**A run of records**
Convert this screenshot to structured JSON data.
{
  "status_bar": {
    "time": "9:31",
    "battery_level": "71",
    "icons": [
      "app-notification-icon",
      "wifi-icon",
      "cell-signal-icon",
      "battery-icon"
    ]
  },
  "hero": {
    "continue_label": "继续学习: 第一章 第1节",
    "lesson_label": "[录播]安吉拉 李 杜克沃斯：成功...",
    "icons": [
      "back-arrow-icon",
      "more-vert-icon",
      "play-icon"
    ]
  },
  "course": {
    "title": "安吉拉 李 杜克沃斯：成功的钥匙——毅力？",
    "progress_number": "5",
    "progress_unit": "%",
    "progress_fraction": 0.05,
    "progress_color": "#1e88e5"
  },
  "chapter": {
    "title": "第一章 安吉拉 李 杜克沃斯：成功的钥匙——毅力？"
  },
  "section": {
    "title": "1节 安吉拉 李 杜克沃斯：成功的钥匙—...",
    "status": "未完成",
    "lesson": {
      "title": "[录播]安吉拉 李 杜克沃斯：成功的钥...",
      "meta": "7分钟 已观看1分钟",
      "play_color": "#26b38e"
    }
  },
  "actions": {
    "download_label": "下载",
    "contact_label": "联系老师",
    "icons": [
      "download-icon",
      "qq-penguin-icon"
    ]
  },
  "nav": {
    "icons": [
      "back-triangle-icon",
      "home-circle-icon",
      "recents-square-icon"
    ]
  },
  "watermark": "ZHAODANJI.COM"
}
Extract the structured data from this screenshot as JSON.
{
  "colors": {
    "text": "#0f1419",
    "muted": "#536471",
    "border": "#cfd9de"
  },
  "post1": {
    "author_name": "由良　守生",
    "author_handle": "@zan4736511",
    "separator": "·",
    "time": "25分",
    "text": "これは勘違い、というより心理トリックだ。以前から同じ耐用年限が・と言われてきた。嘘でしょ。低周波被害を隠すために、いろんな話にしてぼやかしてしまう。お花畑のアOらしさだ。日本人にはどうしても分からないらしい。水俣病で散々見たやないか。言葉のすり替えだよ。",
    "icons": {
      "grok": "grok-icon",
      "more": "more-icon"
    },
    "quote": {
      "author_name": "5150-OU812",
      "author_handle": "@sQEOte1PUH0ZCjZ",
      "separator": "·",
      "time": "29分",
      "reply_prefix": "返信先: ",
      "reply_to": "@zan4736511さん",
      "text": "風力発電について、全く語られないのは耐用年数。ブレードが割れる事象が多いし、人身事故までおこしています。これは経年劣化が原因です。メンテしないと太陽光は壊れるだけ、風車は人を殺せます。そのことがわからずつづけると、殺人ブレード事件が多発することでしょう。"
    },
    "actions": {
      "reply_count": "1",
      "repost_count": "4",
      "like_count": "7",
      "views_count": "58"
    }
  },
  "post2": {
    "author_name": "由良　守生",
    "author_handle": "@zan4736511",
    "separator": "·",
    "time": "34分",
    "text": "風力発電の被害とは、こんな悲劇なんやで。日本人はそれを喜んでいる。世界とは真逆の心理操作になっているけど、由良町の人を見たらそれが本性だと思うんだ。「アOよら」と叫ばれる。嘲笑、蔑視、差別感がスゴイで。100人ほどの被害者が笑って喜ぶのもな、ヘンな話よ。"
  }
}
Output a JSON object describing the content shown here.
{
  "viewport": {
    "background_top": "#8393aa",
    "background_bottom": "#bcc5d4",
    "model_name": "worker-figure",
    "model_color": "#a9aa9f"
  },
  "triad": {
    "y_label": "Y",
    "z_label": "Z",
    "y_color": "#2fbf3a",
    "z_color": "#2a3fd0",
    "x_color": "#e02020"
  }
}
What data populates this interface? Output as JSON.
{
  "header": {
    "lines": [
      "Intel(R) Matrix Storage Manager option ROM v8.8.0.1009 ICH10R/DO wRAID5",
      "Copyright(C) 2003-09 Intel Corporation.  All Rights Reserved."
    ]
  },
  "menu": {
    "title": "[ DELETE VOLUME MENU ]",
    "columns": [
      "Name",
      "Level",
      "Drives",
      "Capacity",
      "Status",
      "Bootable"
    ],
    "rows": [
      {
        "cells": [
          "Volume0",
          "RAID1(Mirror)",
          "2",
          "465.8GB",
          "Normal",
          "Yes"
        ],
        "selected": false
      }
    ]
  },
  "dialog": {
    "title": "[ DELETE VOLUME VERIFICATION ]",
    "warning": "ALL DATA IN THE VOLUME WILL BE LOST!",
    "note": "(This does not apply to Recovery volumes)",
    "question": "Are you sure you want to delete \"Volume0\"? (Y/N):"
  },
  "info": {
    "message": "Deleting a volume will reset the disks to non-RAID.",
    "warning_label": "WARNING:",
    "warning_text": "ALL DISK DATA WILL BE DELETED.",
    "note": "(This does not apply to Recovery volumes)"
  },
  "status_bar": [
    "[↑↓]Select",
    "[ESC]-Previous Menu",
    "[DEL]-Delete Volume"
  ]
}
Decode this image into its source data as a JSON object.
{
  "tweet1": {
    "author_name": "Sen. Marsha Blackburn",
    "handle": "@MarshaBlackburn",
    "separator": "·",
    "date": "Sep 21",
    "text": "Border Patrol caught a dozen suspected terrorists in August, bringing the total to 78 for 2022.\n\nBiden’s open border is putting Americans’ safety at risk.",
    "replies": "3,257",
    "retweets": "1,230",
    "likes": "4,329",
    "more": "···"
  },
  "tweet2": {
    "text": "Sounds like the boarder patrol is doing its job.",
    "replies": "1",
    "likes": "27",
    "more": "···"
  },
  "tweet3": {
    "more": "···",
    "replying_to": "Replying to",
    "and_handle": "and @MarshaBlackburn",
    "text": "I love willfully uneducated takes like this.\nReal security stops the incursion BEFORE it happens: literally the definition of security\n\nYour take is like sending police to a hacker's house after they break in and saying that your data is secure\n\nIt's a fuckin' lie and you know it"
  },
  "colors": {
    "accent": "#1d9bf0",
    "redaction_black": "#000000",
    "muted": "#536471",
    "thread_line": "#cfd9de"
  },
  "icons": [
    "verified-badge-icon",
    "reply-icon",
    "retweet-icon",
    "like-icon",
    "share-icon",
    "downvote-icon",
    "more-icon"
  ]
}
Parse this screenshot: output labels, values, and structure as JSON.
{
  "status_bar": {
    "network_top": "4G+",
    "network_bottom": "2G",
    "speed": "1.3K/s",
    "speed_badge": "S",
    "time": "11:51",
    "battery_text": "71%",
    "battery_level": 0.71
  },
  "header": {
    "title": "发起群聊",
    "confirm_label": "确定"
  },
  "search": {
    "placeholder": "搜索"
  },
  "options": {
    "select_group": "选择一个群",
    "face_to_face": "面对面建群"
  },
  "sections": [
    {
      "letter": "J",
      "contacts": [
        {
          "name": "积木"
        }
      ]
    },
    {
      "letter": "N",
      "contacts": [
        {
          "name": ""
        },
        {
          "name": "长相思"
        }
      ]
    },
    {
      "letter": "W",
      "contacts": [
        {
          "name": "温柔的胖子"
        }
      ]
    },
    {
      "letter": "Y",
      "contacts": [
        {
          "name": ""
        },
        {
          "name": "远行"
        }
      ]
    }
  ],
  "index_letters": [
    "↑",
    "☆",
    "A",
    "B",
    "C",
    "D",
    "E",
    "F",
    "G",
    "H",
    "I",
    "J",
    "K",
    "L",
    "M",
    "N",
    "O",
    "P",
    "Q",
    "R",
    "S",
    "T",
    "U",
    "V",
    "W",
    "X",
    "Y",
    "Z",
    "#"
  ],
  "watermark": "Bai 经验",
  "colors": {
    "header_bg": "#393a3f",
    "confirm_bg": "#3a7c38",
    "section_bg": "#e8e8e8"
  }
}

**Task instructions**
Search the lines above for the string "does", then show every one that has it.

**Task output**
    "note": "(This does not apply to Recovery volumes)",
    "note": "(This does not apply to Recovery volumes)"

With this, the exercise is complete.